▶ _Task details_: Scan the data beneath this task and copy each line that includes "سورۃ".

— BEGIN Entries provided —

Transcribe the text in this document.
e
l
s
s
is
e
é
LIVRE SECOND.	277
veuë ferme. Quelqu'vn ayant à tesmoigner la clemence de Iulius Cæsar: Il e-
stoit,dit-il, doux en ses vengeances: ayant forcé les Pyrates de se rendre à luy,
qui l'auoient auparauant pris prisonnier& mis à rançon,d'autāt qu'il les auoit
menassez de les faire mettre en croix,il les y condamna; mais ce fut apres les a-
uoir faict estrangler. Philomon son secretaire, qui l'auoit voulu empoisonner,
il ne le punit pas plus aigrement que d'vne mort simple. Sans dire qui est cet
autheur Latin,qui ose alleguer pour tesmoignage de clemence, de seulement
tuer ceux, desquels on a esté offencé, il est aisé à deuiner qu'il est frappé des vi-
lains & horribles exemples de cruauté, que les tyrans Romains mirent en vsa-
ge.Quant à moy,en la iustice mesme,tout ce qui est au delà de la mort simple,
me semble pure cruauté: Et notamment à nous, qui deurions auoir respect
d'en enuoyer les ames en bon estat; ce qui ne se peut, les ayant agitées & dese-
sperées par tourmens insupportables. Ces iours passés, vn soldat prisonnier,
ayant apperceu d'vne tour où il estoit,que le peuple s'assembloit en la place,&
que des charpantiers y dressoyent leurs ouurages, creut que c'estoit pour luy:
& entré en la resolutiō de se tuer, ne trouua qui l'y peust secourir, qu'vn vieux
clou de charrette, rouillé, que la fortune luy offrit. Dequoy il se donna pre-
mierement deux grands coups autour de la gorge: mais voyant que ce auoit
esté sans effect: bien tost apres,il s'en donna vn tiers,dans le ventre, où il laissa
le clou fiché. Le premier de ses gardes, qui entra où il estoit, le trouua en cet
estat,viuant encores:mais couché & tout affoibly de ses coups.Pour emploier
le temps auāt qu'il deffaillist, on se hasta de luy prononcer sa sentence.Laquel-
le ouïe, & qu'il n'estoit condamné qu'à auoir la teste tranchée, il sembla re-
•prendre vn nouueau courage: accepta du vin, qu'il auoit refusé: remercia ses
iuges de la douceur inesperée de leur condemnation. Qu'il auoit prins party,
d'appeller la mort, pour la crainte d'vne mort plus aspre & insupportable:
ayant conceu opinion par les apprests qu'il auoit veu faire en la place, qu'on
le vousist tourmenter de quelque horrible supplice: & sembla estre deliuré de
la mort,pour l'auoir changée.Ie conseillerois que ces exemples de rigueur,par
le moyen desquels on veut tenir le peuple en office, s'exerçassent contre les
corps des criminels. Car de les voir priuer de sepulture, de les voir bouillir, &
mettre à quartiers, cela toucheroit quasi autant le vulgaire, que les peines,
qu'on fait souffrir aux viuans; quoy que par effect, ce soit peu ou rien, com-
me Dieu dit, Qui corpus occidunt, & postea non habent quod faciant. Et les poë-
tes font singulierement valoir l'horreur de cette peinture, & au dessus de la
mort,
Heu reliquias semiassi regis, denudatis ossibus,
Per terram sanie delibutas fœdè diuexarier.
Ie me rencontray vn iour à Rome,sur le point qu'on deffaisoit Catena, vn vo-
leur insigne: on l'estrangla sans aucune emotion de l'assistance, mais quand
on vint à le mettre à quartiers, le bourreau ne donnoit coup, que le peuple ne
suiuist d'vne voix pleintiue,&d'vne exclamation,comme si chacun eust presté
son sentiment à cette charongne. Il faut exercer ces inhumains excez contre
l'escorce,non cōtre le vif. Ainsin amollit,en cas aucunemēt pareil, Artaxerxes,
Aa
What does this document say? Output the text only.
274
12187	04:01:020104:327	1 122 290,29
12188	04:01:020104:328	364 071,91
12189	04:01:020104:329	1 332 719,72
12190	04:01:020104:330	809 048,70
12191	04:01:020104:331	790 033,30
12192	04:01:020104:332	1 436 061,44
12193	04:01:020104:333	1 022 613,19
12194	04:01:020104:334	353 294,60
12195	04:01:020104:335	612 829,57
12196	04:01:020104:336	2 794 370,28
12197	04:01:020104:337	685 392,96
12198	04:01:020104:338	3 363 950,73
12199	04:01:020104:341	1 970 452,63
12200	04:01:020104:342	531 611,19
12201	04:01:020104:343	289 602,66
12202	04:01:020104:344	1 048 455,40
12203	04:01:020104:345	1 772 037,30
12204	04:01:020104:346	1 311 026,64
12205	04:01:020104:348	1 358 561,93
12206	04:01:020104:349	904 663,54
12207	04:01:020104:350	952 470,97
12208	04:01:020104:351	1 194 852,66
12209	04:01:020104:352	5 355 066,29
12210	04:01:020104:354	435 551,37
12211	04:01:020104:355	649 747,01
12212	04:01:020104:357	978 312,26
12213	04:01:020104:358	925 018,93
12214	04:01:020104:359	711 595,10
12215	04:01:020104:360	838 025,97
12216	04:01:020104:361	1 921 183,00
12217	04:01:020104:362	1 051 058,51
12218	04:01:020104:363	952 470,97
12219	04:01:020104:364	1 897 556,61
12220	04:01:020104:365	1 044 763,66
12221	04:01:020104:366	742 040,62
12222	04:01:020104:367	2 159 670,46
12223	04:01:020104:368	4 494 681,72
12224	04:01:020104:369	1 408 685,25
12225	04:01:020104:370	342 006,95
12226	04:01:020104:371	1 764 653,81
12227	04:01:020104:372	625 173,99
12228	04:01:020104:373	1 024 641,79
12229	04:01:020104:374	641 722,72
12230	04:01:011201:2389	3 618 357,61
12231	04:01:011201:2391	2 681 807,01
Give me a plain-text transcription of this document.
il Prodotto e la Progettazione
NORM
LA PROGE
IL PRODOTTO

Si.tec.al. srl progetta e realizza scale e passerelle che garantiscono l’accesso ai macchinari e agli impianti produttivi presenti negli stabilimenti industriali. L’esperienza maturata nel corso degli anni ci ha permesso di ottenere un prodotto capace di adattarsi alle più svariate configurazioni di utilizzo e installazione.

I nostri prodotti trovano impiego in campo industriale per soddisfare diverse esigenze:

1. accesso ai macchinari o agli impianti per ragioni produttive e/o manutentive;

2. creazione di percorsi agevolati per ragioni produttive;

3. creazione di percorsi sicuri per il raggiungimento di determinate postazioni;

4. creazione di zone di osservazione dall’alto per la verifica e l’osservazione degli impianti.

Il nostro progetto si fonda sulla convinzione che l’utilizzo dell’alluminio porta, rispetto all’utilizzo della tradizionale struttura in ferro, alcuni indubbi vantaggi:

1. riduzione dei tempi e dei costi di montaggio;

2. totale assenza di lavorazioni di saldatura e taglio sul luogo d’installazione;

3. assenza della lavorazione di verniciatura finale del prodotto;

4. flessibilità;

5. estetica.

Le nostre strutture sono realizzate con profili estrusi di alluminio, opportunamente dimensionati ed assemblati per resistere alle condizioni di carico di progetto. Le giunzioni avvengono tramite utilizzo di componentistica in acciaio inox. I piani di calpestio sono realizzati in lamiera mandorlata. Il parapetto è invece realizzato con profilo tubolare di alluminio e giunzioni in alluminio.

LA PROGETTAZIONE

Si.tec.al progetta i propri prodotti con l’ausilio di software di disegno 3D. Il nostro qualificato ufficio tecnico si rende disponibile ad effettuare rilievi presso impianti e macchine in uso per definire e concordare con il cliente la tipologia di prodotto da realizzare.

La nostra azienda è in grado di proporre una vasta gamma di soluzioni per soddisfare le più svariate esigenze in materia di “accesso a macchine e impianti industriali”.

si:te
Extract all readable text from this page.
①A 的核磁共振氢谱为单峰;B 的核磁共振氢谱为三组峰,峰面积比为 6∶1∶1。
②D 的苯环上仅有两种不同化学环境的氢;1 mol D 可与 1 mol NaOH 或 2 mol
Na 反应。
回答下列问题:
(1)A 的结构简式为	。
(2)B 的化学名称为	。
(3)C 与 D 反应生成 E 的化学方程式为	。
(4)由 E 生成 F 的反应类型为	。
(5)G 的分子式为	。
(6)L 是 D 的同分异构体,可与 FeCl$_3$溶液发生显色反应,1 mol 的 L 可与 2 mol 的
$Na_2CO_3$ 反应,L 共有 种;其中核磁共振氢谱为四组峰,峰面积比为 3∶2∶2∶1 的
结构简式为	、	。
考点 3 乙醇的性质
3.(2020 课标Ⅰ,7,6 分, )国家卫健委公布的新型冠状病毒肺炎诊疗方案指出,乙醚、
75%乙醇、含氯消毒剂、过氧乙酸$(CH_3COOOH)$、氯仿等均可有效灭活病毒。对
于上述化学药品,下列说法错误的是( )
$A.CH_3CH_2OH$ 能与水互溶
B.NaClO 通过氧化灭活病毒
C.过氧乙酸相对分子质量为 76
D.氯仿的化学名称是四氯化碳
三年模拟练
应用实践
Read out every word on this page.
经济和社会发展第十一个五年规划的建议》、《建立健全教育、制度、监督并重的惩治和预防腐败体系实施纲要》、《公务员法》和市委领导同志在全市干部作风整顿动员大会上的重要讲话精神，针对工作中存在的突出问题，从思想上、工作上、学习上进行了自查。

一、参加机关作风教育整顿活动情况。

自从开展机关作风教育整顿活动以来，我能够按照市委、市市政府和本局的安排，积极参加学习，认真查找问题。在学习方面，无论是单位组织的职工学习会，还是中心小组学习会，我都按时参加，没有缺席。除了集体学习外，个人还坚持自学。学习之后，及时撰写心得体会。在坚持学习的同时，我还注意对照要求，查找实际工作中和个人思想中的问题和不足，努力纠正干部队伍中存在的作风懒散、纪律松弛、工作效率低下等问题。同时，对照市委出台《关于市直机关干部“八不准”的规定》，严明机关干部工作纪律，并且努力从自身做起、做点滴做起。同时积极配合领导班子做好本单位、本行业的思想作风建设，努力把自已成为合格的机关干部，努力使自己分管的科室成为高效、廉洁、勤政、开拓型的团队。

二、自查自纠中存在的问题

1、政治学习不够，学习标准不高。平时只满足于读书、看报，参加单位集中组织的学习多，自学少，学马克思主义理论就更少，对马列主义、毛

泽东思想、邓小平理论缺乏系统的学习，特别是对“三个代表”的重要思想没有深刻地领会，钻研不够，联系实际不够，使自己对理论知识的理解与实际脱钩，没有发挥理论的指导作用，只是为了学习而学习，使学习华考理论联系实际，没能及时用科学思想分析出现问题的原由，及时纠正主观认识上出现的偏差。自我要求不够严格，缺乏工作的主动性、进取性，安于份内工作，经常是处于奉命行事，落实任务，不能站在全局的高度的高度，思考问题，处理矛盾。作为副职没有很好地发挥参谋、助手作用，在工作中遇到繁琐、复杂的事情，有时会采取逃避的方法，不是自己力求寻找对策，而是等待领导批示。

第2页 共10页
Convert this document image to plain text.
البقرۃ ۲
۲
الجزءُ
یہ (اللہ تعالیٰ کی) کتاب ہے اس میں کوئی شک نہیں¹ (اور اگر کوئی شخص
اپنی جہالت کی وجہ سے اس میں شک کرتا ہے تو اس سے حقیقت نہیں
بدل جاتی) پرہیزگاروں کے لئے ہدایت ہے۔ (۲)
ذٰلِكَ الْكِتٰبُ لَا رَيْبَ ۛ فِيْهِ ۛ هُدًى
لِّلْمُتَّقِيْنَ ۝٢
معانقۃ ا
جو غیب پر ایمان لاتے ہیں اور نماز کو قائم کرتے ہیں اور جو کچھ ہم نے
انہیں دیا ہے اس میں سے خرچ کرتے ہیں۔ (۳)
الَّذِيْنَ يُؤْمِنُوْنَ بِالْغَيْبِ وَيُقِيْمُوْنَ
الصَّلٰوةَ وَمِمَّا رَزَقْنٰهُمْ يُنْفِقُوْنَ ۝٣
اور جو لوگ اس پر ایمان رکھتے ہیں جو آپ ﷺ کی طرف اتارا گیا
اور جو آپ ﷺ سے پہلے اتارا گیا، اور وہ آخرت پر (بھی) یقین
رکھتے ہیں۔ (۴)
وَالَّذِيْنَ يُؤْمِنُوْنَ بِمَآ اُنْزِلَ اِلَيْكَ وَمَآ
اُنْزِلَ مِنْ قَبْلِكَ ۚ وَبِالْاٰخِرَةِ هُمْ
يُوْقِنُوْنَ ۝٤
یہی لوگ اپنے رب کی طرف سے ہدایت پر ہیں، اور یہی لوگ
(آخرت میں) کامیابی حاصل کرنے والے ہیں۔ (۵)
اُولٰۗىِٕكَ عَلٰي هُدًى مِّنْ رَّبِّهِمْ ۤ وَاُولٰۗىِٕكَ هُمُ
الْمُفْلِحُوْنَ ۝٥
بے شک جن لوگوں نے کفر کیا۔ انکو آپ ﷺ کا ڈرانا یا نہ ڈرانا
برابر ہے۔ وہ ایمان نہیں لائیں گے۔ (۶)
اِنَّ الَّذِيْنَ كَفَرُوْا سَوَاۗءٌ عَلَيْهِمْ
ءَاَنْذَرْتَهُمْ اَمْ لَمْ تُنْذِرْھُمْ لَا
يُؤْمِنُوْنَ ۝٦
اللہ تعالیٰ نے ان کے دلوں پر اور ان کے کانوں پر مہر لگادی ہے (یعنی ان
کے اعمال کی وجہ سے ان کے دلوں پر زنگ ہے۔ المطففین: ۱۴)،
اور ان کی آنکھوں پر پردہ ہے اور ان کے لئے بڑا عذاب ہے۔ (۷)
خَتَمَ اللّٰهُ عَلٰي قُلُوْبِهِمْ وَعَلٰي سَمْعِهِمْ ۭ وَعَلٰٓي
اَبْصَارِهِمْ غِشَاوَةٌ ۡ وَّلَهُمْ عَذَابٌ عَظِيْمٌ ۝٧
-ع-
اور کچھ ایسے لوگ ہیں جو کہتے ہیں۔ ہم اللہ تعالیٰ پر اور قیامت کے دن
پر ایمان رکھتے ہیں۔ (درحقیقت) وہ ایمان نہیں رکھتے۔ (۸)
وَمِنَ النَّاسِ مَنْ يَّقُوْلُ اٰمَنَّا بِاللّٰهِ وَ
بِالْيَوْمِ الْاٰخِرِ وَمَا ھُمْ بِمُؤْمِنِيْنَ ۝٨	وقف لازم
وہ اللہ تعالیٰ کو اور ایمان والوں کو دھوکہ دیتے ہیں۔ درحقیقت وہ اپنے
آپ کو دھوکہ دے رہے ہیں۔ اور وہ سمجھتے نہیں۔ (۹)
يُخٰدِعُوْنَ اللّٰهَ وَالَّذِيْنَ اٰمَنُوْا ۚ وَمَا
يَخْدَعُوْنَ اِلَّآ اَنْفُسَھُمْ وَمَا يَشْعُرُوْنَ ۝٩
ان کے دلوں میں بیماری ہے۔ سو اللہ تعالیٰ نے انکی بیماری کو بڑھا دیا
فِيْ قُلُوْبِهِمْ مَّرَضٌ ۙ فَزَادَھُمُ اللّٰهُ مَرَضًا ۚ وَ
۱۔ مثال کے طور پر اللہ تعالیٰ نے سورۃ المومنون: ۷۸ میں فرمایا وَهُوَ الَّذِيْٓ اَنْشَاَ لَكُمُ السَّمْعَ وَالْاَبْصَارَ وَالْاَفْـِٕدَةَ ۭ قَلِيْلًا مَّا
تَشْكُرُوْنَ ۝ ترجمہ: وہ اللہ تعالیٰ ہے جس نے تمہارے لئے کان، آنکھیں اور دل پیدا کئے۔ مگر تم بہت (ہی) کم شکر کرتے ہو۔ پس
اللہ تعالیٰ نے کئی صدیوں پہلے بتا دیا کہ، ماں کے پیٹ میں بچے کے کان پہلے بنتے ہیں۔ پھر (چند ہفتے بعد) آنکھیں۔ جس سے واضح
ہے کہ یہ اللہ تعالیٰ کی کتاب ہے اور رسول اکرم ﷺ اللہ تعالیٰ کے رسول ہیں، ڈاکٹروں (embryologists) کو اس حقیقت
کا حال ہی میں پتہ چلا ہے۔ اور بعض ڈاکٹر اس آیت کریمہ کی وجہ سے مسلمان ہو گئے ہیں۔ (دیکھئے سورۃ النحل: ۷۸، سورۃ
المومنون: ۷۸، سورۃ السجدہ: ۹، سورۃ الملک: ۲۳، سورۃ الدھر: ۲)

— END Entries provided —

▶ _Complete output_:
۱۔ مثال کے طور پر اللہ تعالیٰ نے سورۃ المومنون: ۷۸ میں فرمایا وَهُوَ الَّذِيْٓ اَنْشَاَ لَكُمُ السَّمْعَ وَالْاَبْصَارَ وَالْاَفْـِٕدَةَ ۭ قَلِيْلًا مَّا
کا حال ہی میں پتہ چلا ہے۔ اور بعض ڈاکٹر اس آیت کریمہ کی وجہ سے مسلمان ہو گئے ہیں۔ (دیکھئے سورۃ النحل: ۷۸، سورۃ
المومنون: ۷۸، سورۃ السجدہ: ۹، سورۃ الملک: ۲۳، سورۃ الدھر: ۲)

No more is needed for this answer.